[START]
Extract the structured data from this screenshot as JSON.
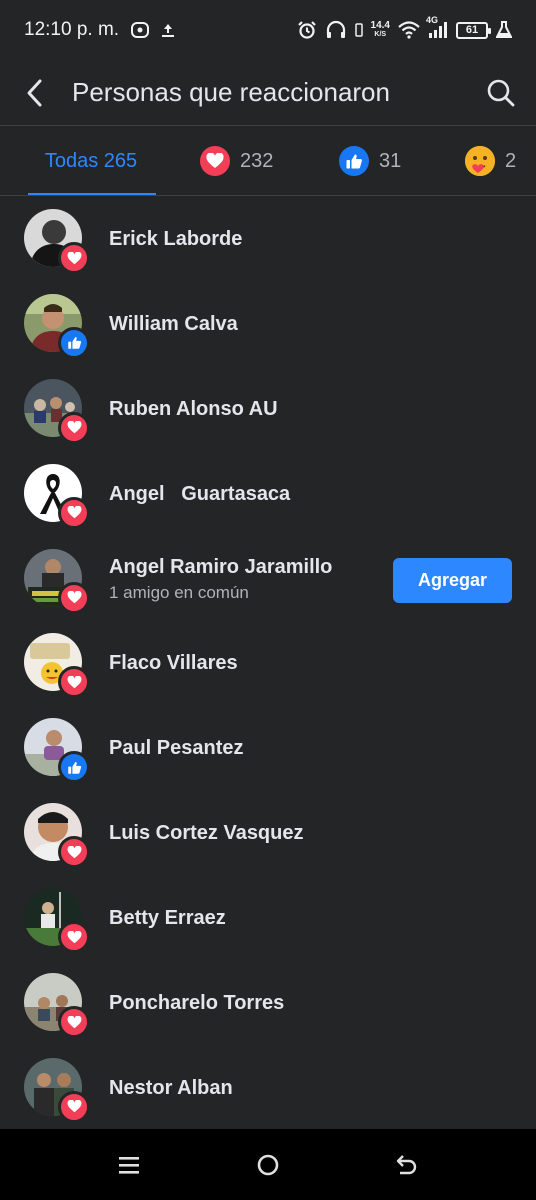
{
  "status_bar": {
    "time": "12:10 p. m.",
    "net_speed": "14.4",
    "net_unit": "K/S",
    "network": "4G",
    "battery": "61"
  },
  "header": {
    "title": "Personas que reaccionaron",
    "back_icon": "chevron-left-icon",
    "search_icon": "search-icon"
  },
  "tabs": {
    "all": "Todas 265",
    "love_count": "232",
    "like_count": "31",
    "care_count": "2"
  },
  "people": [
    {
      "name": "Erick Laborde",
      "reaction": "love",
      "subtitle": ""
    },
    {
      "name": "William Calva",
      "reaction": "like",
      "subtitle": ""
    },
    {
      "name": "Ruben Alonso AU",
      "reaction": "love",
      "subtitle": ""
    },
    {
      "name": "Angel   Guartasaca",
      "reaction": "love",
      "subtitle": ""
    },
    {
      "name": "Angel Ramiro Jaramillo",
      "reaction": "love",
      "subtitle": "1 amigo en común",
      "action": "Agregar"
    },
    {
      "name": "Flaco Villares",
      "reaction": "love",
      "subtitle": ""
    },
    {
      "name": "Paul Pesantez",
      "reaction": "like",
      "subtitle": ""
    },
    {
      "name": "Luis Cortez Vasquez",
      "reaction": "love",
      "subtitle": ""
    },
    {
      "name": "Betty Erraez",
      "reaction": "love",
      "subtitle": ""
    },
    {
      "name": "Poncharelo Torres",
      "reaction": "love",
      "subtitle": ""
    },
    {
      "name": "Nestor Alban",
      "reaction": "love",
      "subtitle": ""
    }
  ],
  "colors": {
    "background": "#242526",
    "accent": "#2d88ff",
    "love": "#f33e58",
    "like": "#1877f2",
    "care": "#f7b125"
  }
}
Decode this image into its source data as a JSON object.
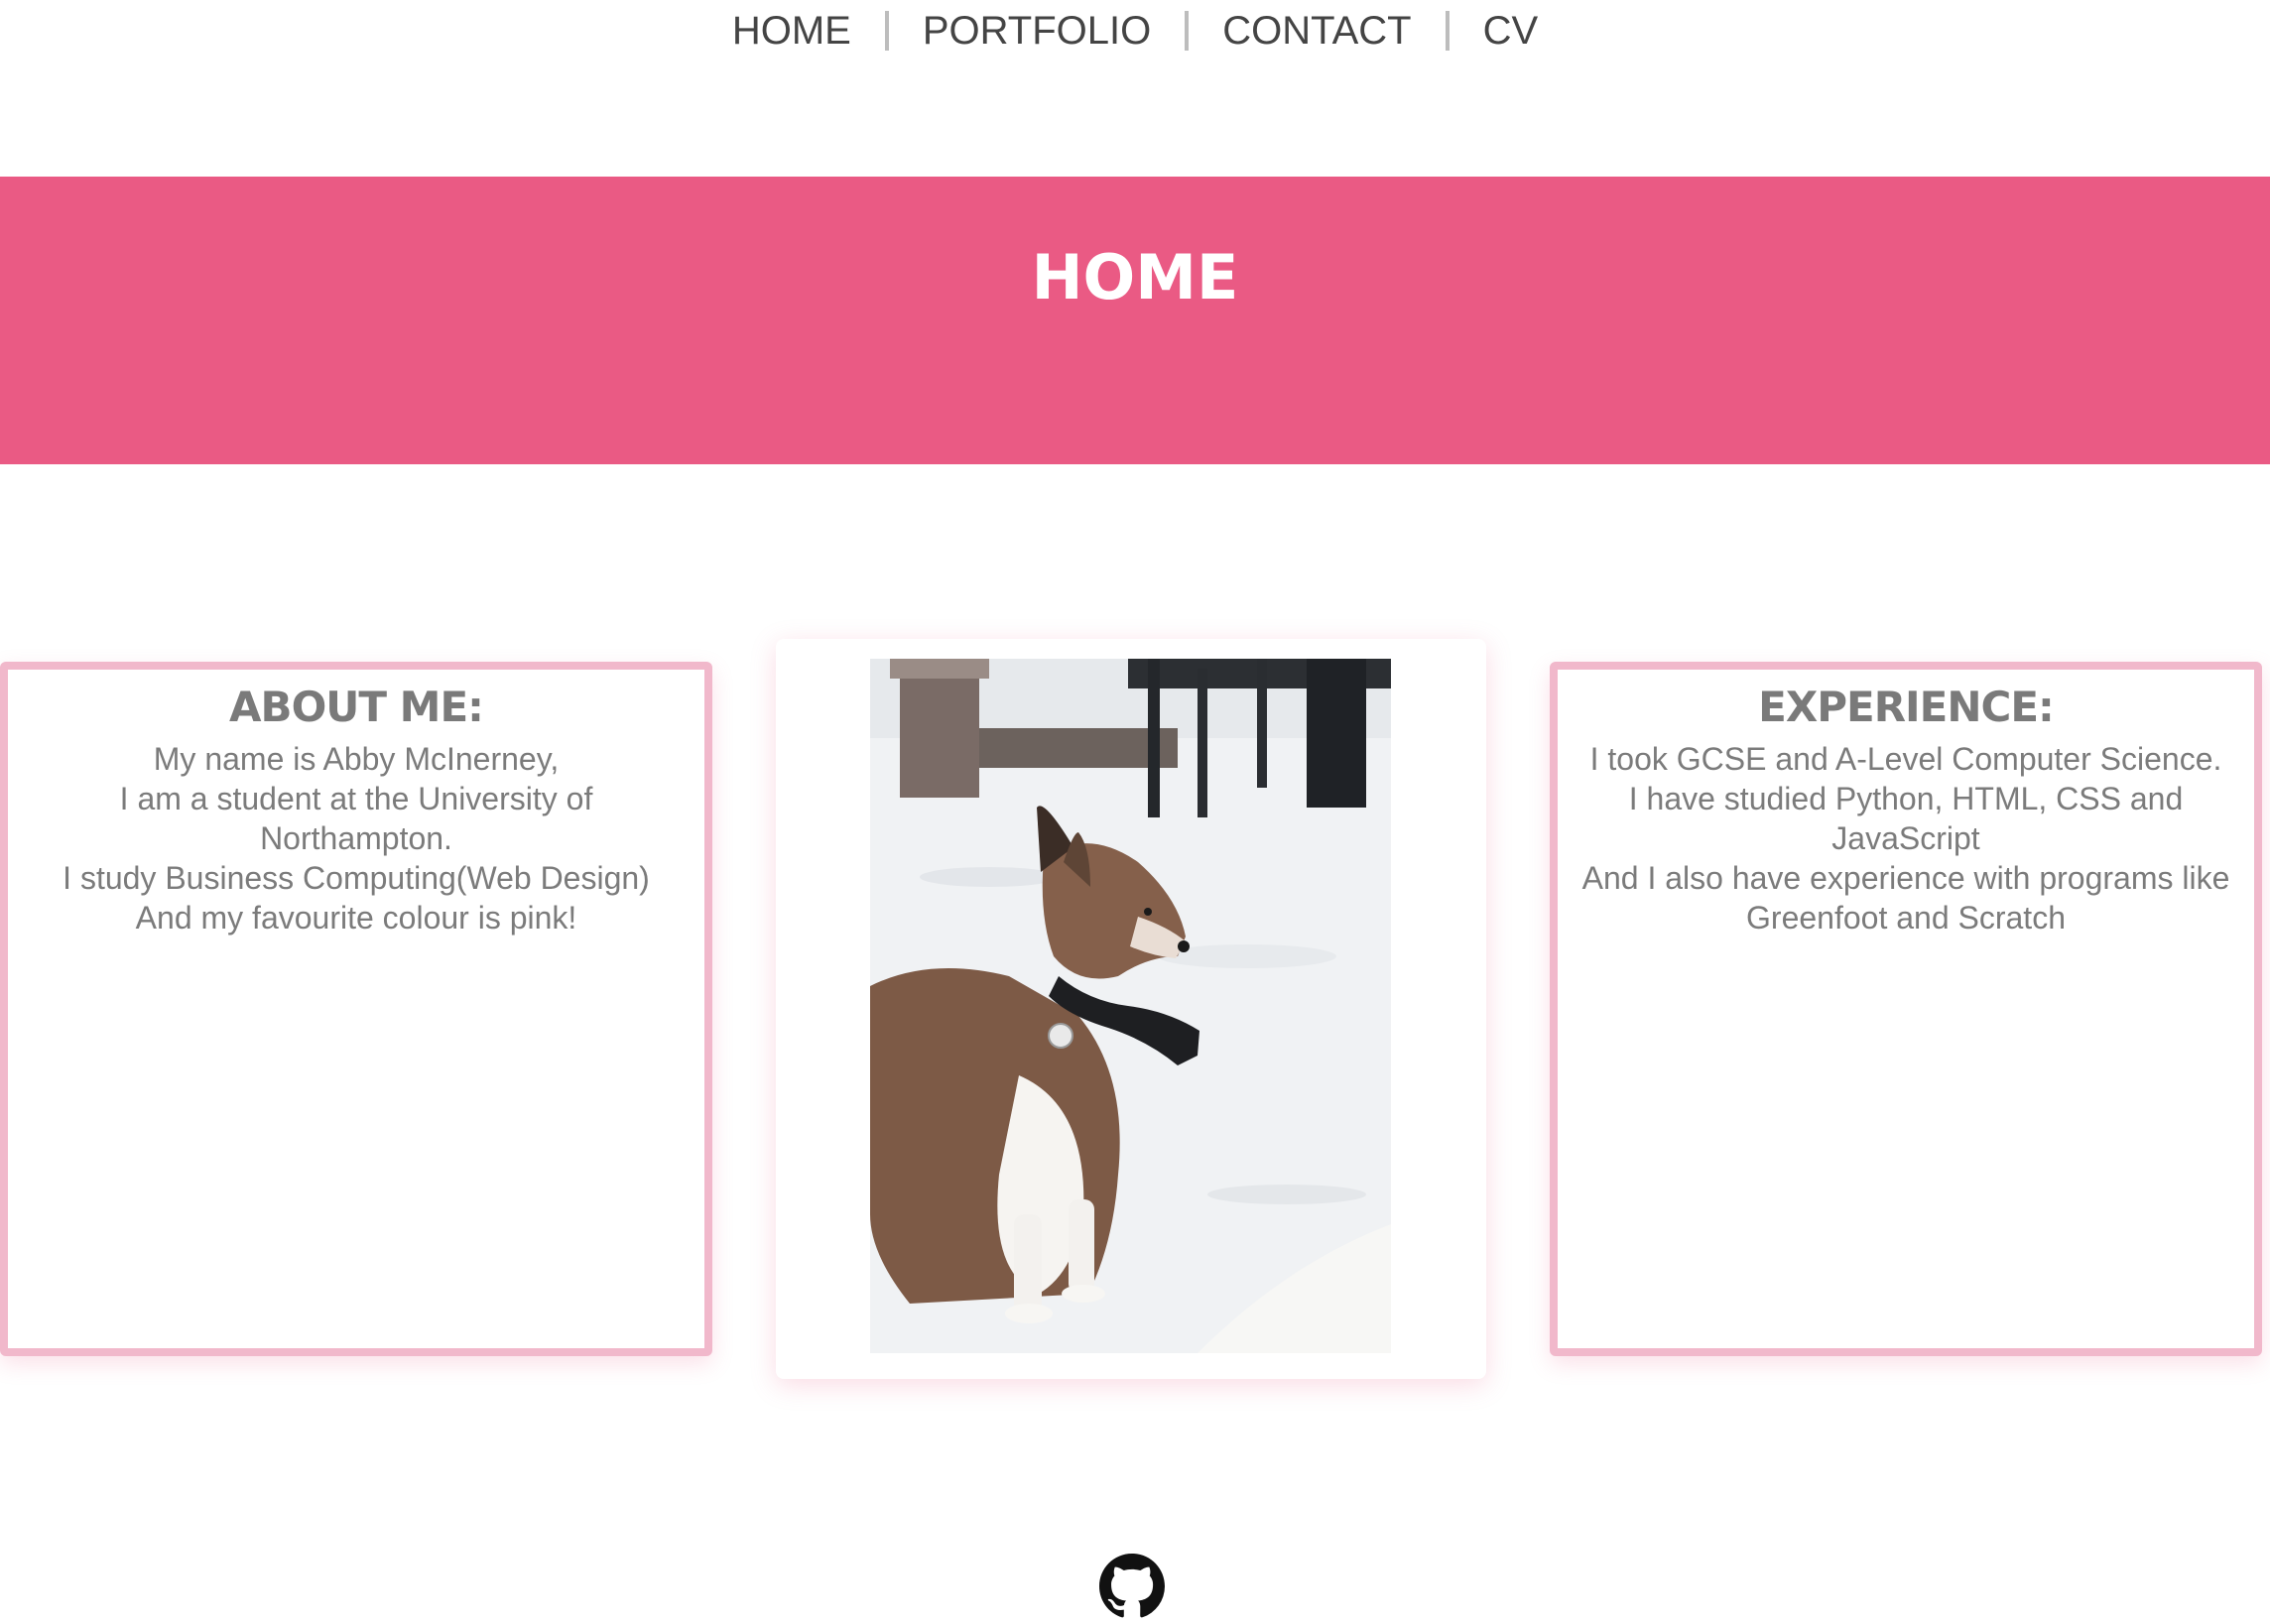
[END]
| EXERCISE TASK |
Your task is to gather all lines from the entries above that hold the word "data".

| TASK OUTPUT |
Extract the structured data from this screenshot as JSON.
Decode this image into its source data as a JSON object.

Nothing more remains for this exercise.